• _MATERIAL FOR THE TASK_

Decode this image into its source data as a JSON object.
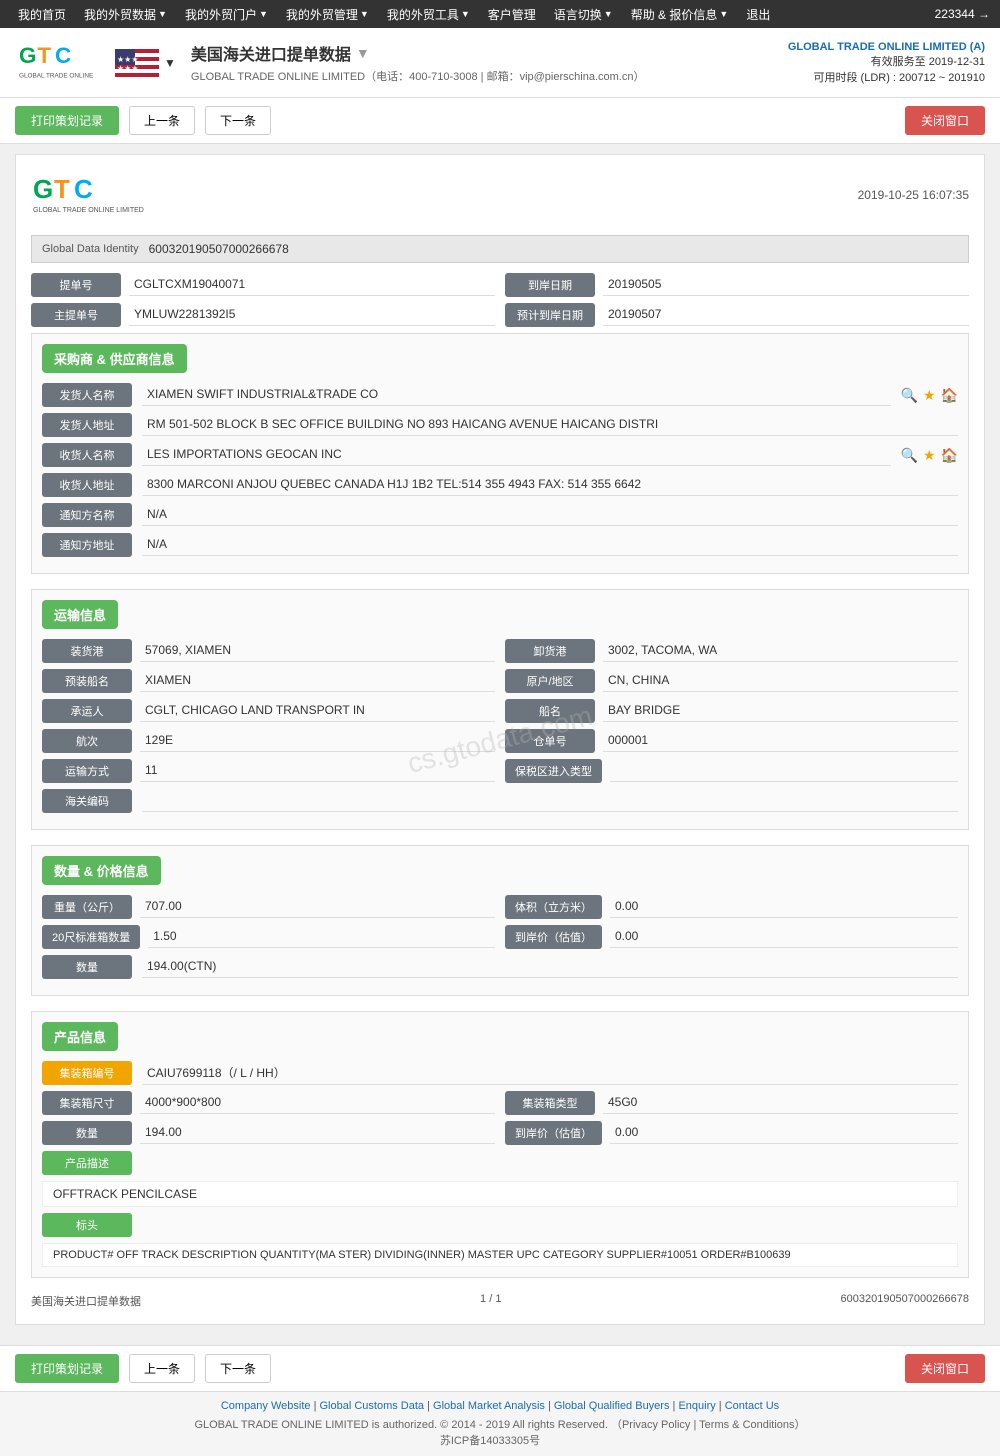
{
  "topnav": {
    "items": [
      {
        "label": "我的首页",
        "id": "home"
      },
      {
        "label": "我的外贸数据",
        "id": "trade-data"
      },
      {
        "label": "我的外贸门户",
        "id": "trade-portal"
      },
      {
        "label": "我的外贸管理",
        "id": "trade-mgmt"
      },
      {
        "label": "我的外贸工具",
        "id": "trade-tools"
      },
      {
        "label": "客户管理",
        "id": "customer"
      },
      {
        "label": "语言切换",
        "id": "language"
      },
      {
        "label": "帮助 & 报价信息",
        "id": "help"
      },
      {
        "label": "退出",
        "id": "logout"
      }
    ],
    "user_count": "223344 →"
  },
  "header": {
    "title": "美国海关进口提单数据",
    "subtitle": "GLOBAL TRADE ONLINE LIMITED（电话：400-710-3008 | 邮箱：vip@pierschina.com.cn）",
    "company": "GLOBAL TRADE ONLINE LIMITED (A)",
    "valid_until": "有效服务至 2019-12-31",
    "available_time": "可用时段 (LDR) : 200712 ~ 201910"
  },
  "toolbar": {
    "print_label": "打印策划记录",
    "prev_label": "上一条",
    "next_label": "下一条",
    "close_label": "关闭窗口"
  },
  "record": {
    "timestamp": "2019-10-25 16:07:35",
    "global_data_identity_label": "Global Data Identity",
    "global_data_identity_value": "600320190507000266678",
    "fields": {
      "bill_no_label": "提单号",
      "bill_no_value": "CGLTCXM19040071",
      "arrival_date_label": "到岸日期",
      "arrival_date_value": "20190505",
      "master_bill_label": "主提单号",
      "master_bill_value": "YMLUW2281392I5",
      "planned_date_label": "预计到岸日期",
      "planned_date_value": "20190507"
    }
  },
  "sections": {
    "supplier": {
      "title": "采购商 & 供应商信息",
      "shipper_name_label": "发货人名称",
      "shipper_name_value": "XIAMEN SWIFT INDUSTRIAL&TRADE CO",
      "shipper_addr_label": "发货人地址",
      "shipper_addr_value": "RM 501-502 BLOCK B SEC OFFICE BUILDING NO 893 HAICANG AVENUE HAICANG DISTRI",
      "consignee_name_label": "收货人名称",
      "consignee_name_value": "LES IMPORTATIONS GEOCAN INC",
      "consignee_addr_label": "收货人地址",
      "consignee_addr_value": "8300 MARCONI ANJOU QUEBEC CANADA H1J 1B2 TEL:514 355 4943 FAX: 514 355 6642",
      "notify_name_label": "通知方名称",
      "notify_name_value": "N/A",
      "notify_addr_label": "通知方地址",
      "notify_addr_value": "N/A"
    },
    "transport": {
      "title": "运输信息",
      "loading_port_label": "装货港",
      "loading_port_value": "57069, XIAMEN",
      "unloading_port_label": "卸货港",
      "unloading_port_value": "3002, TACOMA, WA",
      "pre_vessel_label": "预装船名",
      "pre_vessel_value": "XIAMEN",
      "country_label": "原户/地区",
      "country_value": "CN, CHINA",
      "carrier_label": "承运人",
      "carrier_value": "CGLT, CHICAGO LAND TRANSPORT IN",
      "vessel_label": "船名",
      "vessel_value": "BAY BRIDGE",
      "voyage_label": "航次",
      "voyage_value": "129E",
      "warehouse_label": "仓单号",
      "warehouse_value": "000001",
      "transport_mode_label": "运输方式",
      "transport_mode_value": "11",
      "customs_type_label": "保税区进入类型",
      "customs_type_value": "",
      "customs_code_label": "海关编码",
      "customs_code_value": ""
    },
    "quantity": {
      "title": "数量 & 价格信息",
      "weight_label": "重量（公斤）",
      "weight_value": "707.00",
      "volume_label": "体积（立方米）",
      "volume_value": "0.00",
      "container20_label": "20尺标准箱数量",
      "container20_value": "1.50",
      "unit_price_label": "到岸价（估值）",
      "unit_price_value": "0.00",
      "quantity_label": "数量",
      "quantity_value": "194.00(CTN)"
    },
    "product": {
      "title": "产品信息",
      "container_no_label": "集装箱编号",
      "container_no_value": "CAIU7699118（/ L / HH）",
      "container_size_label": "集装箱尺寸",
      "container_size_value": "4000*900*800",
      "container_type_label": "集装箱类型",
      "container_type_value": "45G0",
      "quantity_label": "数量",
      "quantity_value": "194.00",
      "unit_price_label": "到岸价（估值）",
      "unit_price_value": "0.00",
      "desc_label": "产品描述",
      "desc_value": "OFFTRACK PENCILCASE",
      "marks_label": "标头",
      "marks_value": "PRODUCT# OFF TRACK DESCRIPTION QUANTITY(MA STER) DIVIDING(INNER) MASTER UPC CATEGORY SUPPLIER#10051 ORDER#B100639"
    }
  },
  "pagination": {
    "current": "1 / 1",
    "record_id": "600320190507000266678",
    "source": "美国海关进口提单数据"
  },
  "footer": {
    "links": [
      "Company Website",
      "Global Customs Data",
      "Global Market Analysis",
      "Global Qualified Buyers",
      "Enquiry",
      "Contact Us"
    ],
    "copyright": "GLOBAL TRADE ONLINE LIMITED is authorized. © 2014 - 2019 All rights Reserved. （Privacy Policy | Terms & Conditions）",
    "icp": "苏ICP备14033305号"
  },
  "watermark": "cs.gtodata.com"
}
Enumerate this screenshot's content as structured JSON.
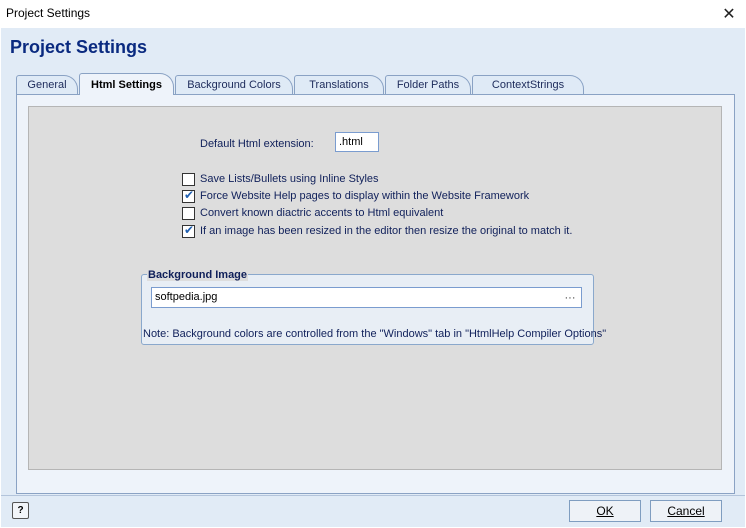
{
  "window": {
    "title": "Project Settings",
    "close_glyph": "✕"
  },
  "heading": "Project Settings",
  "tabs": [
    {
      "label": "General",
      "active": false
    },
    {
      "label": "Html Settings",
      "active": true
    },
    {
      "label": "Background Colors",
      "active": false
    },
    {
      "label": "Translations",
      "active": false
    },
    {
      "label": "Folder Paths",
      "active": false
    },
    {
      "label": "ContextStrings",
      "active": false
    }
  ],
  "html_settings": {
    "default_ext_label": "Default Html extension:",
    "default_ext_value": ".html",
    "options": [
      {
        "label": "Save Lists/Bullets using Inline Styles",
        "checked": false
      },
      {
        "label": "Force Website Help pages to display within the Website Framework",
        "checked": true
      },
      {
        "label": "Convert known diactric accents to Html equivalent",
        "checked": false
      },
      {
        "label": "If an image has been resized in the editor then resize the original to match it.",
        "checked": true
      }
    ],
    "background_image": {
      "title": "Background Image",
      "value": "softpedia.jpg",
      "browse_label": "···"
    },
    "note": "Note: Background colors are controlled from the \"Windows\" tab in \"HtmlHelp Compiler Options\""
  },
  "footer": {
    "help_label": "?",
    "ok_label": "OK",
    "cancel_label": "Cancel"
  },
  "colors": {
    "heading": "#0a2a80",
    "accent_check": "#1f5fb0"
  }
}
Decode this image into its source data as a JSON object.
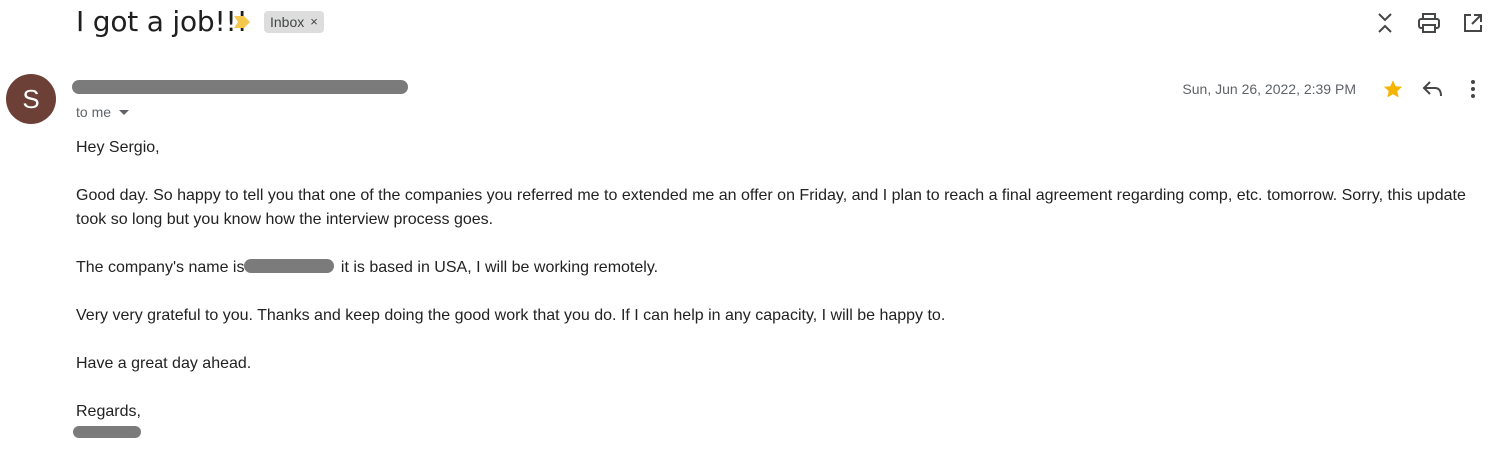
{
  "header": {
    "subject": "I got a job!!!",
    "label": "Inbox",
    "label_remove": "×"
  },
  "toolbar": {
    "icons": [
      "collapse-icon",
      "print-icon",
      "open-in-new-window-icon"
    ]
  },
  "message": {
    "avatar_initial": "S",
    "recipients": "to me",
    "date": "Sun, Jun 26, 2022, 2:39 PM",
    "starred": true,
    "body": {
      "greeting": "Hey Sergio,",
      "paragraph1": "Good day. So happy to tell you that one of the companies you referred me to extended me an offer on Friday, and I plan to reach a final agreement regarding comp, etc. tomorrow. Sorry, this update took so long but you know how the interview process goes.",
      "paragraph2_before": "The company's name is",
      "paragraph2_after": " it is based in USA, I will be working remotely.",
      "paragraph3": "Very very grateful to you. Thanks and keep doing the good work that you do. If I can help in any capacity, I will be happy to.",
      "paragraph4": "Have a great day ahead.",
      "closing": "Regards,"
    }
  },
  "colors": {
    "avatar": "#6d4037",
    "star": "#f4b400",
    "importance": "#f4c84d",
    "chip_bg": "#dddddd",
    "redaction": "#7b7b7b"
  }
}
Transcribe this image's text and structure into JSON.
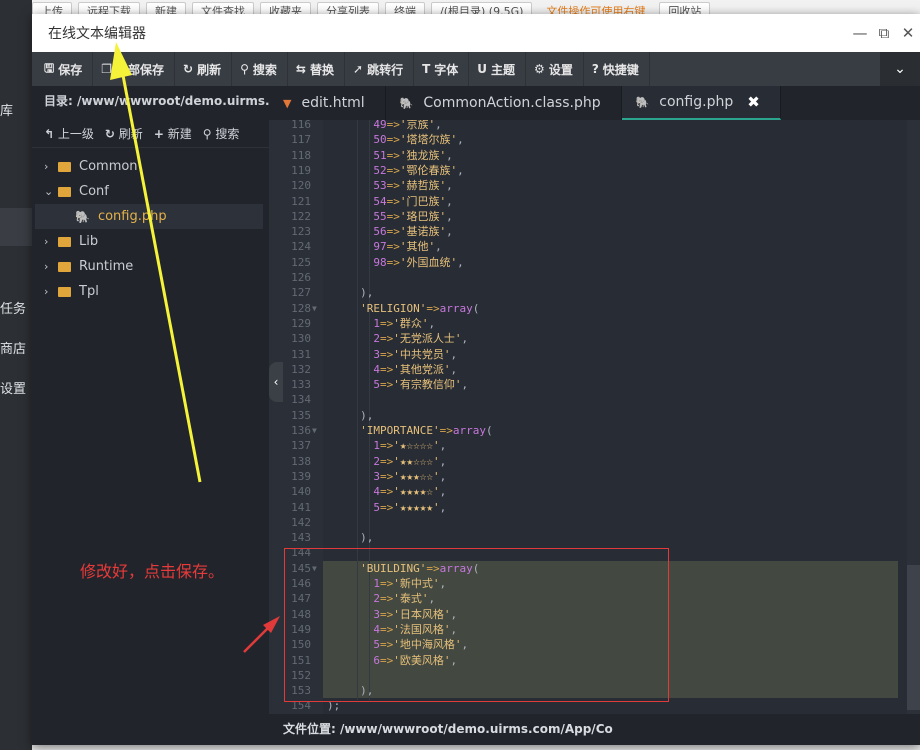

• _TASK_
Copy the whole listing above word for word but do not carry over the pictures.

• _RESPONSE FOR THIS EXERCISE_
Decode this image into its source data as a JSON object.
{
  "topnav": {
    "items": [
      {
        "label": "我的首页",
        "id": "home"
      },
      {
        "label": "我的外贸数据",
        "id": "trade-data"
      },
      {
        "label": "我的外贸门户",
        "id": "trade-portal"
      },
      {
        "label": "我的外贸管理",
        "id": "trade-mgmt"
      },
      {
        "label": "我的外贸工具",
        "id": "trade-tools"
      },
      {
        "label": "客户管理",
        "id": "customer"
      },
      {
        "label": "语言切换",
        "id": "language"
      },
      {
        "label": "帮助 & 报价信息",
        "id": "help"
      },
      {
        "label": "退出",
        "id": "logout"
      }
    ],
    "user_count": "223344 →"
  },
  "header": {
    "title": "美国海关进口提单数据",
    "subtitle": "GLOBAL TRADE ONLINE LIMITED（电话：400-710-3008 | 邮箱：vip@pierschina.com.cn）",
    "company": "GLOBAL TRADE ONLINE LIMITED (A)",
    "valid_until": "有效服务至 2019-12-31",
    "available_time": "可用时段 (LDR) : 200712 ~ 201910"
  },
  "toolbar": {
    "print_label": "打印策划记录",
    "prev_label": "上一条",
    "next_label": "下一条",
    "close_label": "关闭窗口"
  },
  "record": {
    "timestamp": "2019-10-25 16:07:35",
    "global_data_identity_label": "Global Data Identity",
    "global_data_identity_value": "600320190507000266678",
    "fields": {
      "bill_no_label": "提单号",
      "bill_no_value": "CGLTCXM19040071",
      "arrival_date_label": "到岸日期",
      "arrival_date_value": "20190505",
      "master_bill_label": "主提单号",
      "master_bill_value": "YMLUW2281392I5",
      "planned_date_label": "预计到岸日期",
      "planned_date_value": "20190507"
    }
  },
  "sections": {
    "supplier": {
      "title": "采购商 & 供应商信息",
      "shipper_name_label": "发货人名称",
      "shipper_name_value": "XIAMEN SWIFT INDUSTRIAL&TRADE CO",
      "shipper_addr_label": "发货人地址",
      "shipper_addr_value": "RM 501-502 BLOCK B SEC OFFICE BUILDING NO 893 HAICANG AVENUE HAICANG DISTRI",
      "consignee_name_label": "收货人名称",
      "consignee_name_value": "LES IMPORTATIONS GEOCAN INC",
      "consignee_addr_label": "收货人地址",
      "consignee_addr_value": "8300 MARCONI ANJOU QUEBEC CANADA H1J 1B2 TEL:514 355 4943 FAX: 514 355 6642",
      "notify_name_label": "通知方名称",
      "notify_name_value": "N/A",
      "notify_addr_label": "通知方地址",
      "notify_addr_value": "N/A"
    },
    "transport": {
      "title": "运输信息",
      "loading_port_label": "装货港",
      "loading_port_value": "57069, XIAMEN",
      "unloading_port_label": "卸货港",
      "unloading_port_value": "3002, TACOMA, WA",
      "pre_vessel_label": "预装船名",
      "pre_vessel_value": "XIAMEN",
      "country_label": "原户/地区",
      "country_value": "CN, CHINA",
      "carrier_label": "承运人",
      "carrier_value": "CGLT, CHICAGO LAND TRANSPORT IN",
      "vessel_label": "船名",
      "vessel_value": "BAY BRIDGE",
      "voyage_label": "航次",
      "voyage_value": "129E",
      "warehouse_label": "仓单号",
      "warehouse_value": "000001",
      "transport_mode_label": "运输方式",
      "transport_mode_value": "11",
      "customs_type_label": "保税区进入类型",
      "customs_type_value": "",
      "customs_code_label": "海关编码",
      "customs_code_value": ""
    },
    "quantity": {
      "title": "数量 & 价格信息",
      "weight_label": "重量（公斤）",
      "weight_value": "707.00",
      "volume_label": "体积（立方米）",
      "volume_value": "0.00",
      "container20_label": "20尺标准箱数量",
      "container20_value": "1.50",
      "unit_price_label": "到岸价（估值）",
      "unit_price_value": "0.00",
      "quantity_label": "数量",
      "quantity_value": "194.00(CTN)"
    },
    "product": {
      "title": "产品信息",
      "container_no_label": "集装箱编号",
      "container_no_value": "CAIU7699118（/ L / HH）",
      "container_size_label": "集装箱尺寸",
      "container_size_value": "4000*900*800",
      "container_type_label": "集装箱类型",
      "container_type_value": "45G0",
      "quantity_label": "数量",
      "quantity_value": "194.00",
      "unit_price_label": "到岸价（估值）",
      "unit_price_value": "0.00",
      "desc_label": "产品描述",
      "desc_value": "OFFTRACK PENCILCASE",
      "marks_label": "标头",
      "marks_value": "PRODUCT# OFF TRACK DESCRIPTION QUANTITY(MA STER) DIVIDING(INNER) MASTER UPC CATEGORY SUPPLIER#10051 ORDER#B100639"
    }
  },
  "pagination": {
    "current": "1 / 1",
    "record_id": "600320190507000266678",
    "source": "美国海关进口提单数据"
  },
  "footer": {
    "links": [
      "Company Website",
      "Global Customs Data",
      "Global Market Analysis",
      "Global Qualified Buyers",
      "Enquiry",
      "Contact Us"
    ],
    "copyright": "GLOBAL TRADE ONLINE LIMITED is authorized. © 2014 - 2019 All rights Reserved. （Privacy Policy | Terms & Conditions）",
    "icp": "苏ICP备14033305号"
  },
  "watermark": "cs.gtodata.com"
}
Enumerate this screenshot's content as structured JSON.
{
  "window": {
    "title": "Project Settings",
    "close_glyph": "✕"
  },
  "heading": "Project Settings",
  "tabs": [
    {
      "label": "General",
      "active": false
    },
    {
      "label": "Html Settings",
      "active": true
    },
    {
      "label": "Background Colors",
      "active": false
    },
    {
      "label": "Translations",
      "active": false
    },
    {
      "label": "Folder Paths",
      "active": false
    },
    {
      "label": "ContextStrings",
      "active": false
    }
  ],
  "html_settings": {
    "default_ext_label": "Default Html extension:",
    "default_ext_value": ".html",
    "options": [
      {
        "label": "Save Lists/Bullets using Inline Styles",
        "checked": false
      },
      {
        "label": "Force Website Help pages to display within the Website Framework",
        "checked": true
      },
      {
        "label": "Convert known diactric accents to Html equivalent",
        "checked": false
      },
      {
        "label": "If an image has been resized in the editor then resize the original to match it.",
        "checked": true
      }
    ],
    "background_image": {
      "title": "Background Image",
      "value": "softpedia.jpg",
      "browse_label": "···"
    },
    "note": "Note: Background colors are controlled from the \"Windows\" tab in \"HtmlHelp Compiler Options\""
  },
  "footer": {
    "help_label": "?",
    "ok_label": "OK",
    "cancel_label": "Cancel"
  },
  "colors": {
    "heading": "#0a2a80",
    "accent_check": "#1f5fb0"
  }
}
Decode this image into its source data as a JSON object.
{
  "header": {
    "subject": "I got a job!!!",
    "label": "Inbox",
    "label_remove": "×"
  },
  "toolbar": {
    "icons": [
      "collapse-icon",
      "print-icon",
      "open-in-new-window-icon"
    ]
  },
  "message": {
    "avatar_initial": "S",
    "recipients": "to me",
    "date": "Sun, Jun 26, 2022, 2:39 PM",
    "starred": true,
    "body": {
      "greeting": "Hey Sergio,",
      "paragraph1": "Good day. So happy to tell you that one of the companies you referred me to extended me an offer on Friday, and I plan to reach a final agreement regarding comp, etc. tomorrow. Sorry, this update took so long but you know how the interview process goes.",
      "paragraph2_before": "The company's name is",
      "paragraph2_after": " it is based in USA, I will be working remotely.",
      "paragraph3": "Very very grateful to you. Thanks and keep doing the good work that you do. If I can help in any capacity, I will be happy to.",
      "paragraph4": "Have a great day ahead.",
      "closing": "Regards,"
    }
  },
  "colors": {
    "avatar": "#6d4037",
    "star": "#f4b400",
    "importance": "#f4c84d",
    "chip_bg": "#dddddd",
    "redaction": "#7b7b7b"
  }
}
Transcribe this image's text and structure into JSON.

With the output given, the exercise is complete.